• _TASK DIRECTIONS_
Your task is to output all the records below, word for word.

• _Excerpts from a figure dataset_
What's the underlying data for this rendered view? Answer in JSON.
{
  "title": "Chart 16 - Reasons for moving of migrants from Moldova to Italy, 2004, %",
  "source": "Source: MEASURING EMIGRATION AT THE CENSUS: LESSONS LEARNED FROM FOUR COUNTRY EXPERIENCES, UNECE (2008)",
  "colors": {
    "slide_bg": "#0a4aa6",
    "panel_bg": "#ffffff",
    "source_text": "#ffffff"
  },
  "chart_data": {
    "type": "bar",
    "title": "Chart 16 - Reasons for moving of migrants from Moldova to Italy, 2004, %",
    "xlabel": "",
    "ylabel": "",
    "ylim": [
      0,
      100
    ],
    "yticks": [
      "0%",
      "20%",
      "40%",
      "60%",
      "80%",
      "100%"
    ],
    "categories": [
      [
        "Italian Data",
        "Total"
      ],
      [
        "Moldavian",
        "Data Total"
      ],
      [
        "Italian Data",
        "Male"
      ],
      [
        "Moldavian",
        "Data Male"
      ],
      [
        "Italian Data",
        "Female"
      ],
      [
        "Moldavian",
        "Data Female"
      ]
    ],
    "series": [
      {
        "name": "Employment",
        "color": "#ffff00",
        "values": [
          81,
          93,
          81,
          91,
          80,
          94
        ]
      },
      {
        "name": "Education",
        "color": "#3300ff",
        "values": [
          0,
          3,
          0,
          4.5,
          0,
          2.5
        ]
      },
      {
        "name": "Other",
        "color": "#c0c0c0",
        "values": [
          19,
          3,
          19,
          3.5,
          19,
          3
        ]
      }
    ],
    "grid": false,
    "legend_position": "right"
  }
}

• _RESPONSE TO THIS EXERCISE_
What's the underlying data for this rendered view? Answer in JSON.
{
  "title": "Chart 16 - Reasons for moving of migrants from Moldova to Italy, 2004, %",
  "source": "Source: MEASURING EMIGRATION AT THE CENSUS: LESSONS LEARNED FROM FOUR COUNTRY EXPERIENCES, UNECE (2008)",
  "colors": {
    "slide_bg": "#0a4aa6",
    "panel_bg": "#ffffff",
    "source_text": "#ffffff"
  },
  "chart_data": {
    "type": "bar",
    "title": "Chart 16 - Reasons for moving of migrants from Moldova to Italy, 2004, %",
    "xlabel": "",
    "ylabel": "",
    "ylim": [
      0,
      100
    ],
    "yticks": [
      "0%",
      "20%",
      "40%",
      "60%",
      "80%",
      "100%"
    ],
    "categories": [
      [
        "Italian Data",
        "Total"
      ],
      [
        "Moldavian",
        "Data Total"
      ],
      [
        "Italian Data",
        "Male"
      ],
      [
        "Moldavian",
        "Data Male"
      ],
      [
        "Italian Data",
        "Female"
      ],
      [
        "Moldavian",
        "Data Female"
      ]
    ],
    "series": [
      {
        "name": "Employment",
        "color": "#ffff00",
        "values": [
          81,
          93,
          81,
          91,
          80,
          94
        ]
      },
      {
        "name": "Education",
        "color": "#3300ff",
        "values": [
          0,
          3,
          0,
          4.5,
          0,
          2.5
        ]
      },
      {
        "name": "Other",
        "color": "#c0c0c0",
        "values": [
          19,
          3,
          19,
          3.5,
          19,
          3
        ]
      }
    ],
    "grid": false,
    "legend_position": "right"
  }
}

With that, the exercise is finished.